==== DATASET EXCERPTS
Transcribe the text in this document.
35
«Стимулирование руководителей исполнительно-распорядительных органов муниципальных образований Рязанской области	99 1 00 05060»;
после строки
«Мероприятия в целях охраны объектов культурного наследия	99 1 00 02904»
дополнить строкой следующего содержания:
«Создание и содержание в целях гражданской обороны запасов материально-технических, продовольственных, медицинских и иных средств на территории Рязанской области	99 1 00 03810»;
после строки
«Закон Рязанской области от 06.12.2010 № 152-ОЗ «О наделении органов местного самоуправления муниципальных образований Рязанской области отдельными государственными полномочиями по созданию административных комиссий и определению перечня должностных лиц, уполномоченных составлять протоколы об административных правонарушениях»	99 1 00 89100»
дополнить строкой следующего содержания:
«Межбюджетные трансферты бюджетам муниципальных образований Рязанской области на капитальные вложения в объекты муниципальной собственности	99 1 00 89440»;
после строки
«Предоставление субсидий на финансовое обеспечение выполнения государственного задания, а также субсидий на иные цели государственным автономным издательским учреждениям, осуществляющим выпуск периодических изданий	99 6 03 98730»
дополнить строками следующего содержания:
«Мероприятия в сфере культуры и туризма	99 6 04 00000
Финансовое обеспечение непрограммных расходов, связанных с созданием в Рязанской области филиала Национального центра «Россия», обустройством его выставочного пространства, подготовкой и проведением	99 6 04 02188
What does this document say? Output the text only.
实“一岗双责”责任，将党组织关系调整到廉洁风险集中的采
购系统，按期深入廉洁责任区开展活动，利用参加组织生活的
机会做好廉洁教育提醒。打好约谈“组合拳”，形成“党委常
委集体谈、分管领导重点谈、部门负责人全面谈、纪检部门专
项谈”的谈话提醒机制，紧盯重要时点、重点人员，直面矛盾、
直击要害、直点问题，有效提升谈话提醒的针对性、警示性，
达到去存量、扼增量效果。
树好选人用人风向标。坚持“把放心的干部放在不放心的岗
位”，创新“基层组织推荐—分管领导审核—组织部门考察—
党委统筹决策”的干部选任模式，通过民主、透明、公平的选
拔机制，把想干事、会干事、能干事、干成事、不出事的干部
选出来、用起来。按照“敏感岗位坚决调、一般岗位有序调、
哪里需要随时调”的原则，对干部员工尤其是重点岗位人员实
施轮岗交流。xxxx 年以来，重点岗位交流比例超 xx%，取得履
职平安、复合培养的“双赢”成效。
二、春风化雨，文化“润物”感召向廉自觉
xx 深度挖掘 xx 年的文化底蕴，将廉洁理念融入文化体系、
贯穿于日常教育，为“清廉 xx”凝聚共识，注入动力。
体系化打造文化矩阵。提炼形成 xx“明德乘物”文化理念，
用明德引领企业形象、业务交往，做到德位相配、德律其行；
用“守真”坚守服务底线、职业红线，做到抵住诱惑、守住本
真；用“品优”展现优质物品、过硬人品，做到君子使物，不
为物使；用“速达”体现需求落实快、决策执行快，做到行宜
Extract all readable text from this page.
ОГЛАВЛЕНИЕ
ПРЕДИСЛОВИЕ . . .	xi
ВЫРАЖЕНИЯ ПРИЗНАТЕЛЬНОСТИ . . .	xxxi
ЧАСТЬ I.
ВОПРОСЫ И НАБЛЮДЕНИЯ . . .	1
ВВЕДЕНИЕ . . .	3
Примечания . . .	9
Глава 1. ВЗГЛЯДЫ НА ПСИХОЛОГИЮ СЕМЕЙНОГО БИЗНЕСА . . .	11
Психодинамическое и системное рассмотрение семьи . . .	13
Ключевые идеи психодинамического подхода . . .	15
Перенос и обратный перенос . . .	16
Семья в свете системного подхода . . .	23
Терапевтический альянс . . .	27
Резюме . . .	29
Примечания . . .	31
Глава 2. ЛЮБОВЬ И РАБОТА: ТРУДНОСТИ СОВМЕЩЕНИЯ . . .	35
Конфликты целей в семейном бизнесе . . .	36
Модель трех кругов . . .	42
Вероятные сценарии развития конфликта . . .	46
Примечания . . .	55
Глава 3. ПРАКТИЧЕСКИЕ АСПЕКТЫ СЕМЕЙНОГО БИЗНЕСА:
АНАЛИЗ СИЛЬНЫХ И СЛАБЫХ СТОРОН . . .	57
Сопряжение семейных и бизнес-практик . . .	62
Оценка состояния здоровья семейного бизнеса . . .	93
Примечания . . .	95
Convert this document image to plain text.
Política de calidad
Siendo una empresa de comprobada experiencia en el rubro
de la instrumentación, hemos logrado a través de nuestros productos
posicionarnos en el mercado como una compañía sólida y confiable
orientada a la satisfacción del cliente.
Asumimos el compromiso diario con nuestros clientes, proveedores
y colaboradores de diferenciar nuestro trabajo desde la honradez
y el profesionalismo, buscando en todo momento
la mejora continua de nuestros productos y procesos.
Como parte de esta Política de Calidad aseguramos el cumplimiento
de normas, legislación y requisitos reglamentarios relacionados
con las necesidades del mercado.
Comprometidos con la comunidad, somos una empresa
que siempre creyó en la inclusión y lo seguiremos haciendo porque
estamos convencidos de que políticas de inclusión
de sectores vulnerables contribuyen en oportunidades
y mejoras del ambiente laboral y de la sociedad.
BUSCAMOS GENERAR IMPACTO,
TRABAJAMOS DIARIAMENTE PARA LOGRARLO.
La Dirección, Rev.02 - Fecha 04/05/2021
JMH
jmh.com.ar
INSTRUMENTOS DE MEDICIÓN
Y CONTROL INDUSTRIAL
========
AIM>
Which lines contain "productos"? Show each of them.

EXERCISE RESPONSE>
de la instrumentación, hemos logrado a través de nuestros productos
la mejora continua de nuestros productos y procesos.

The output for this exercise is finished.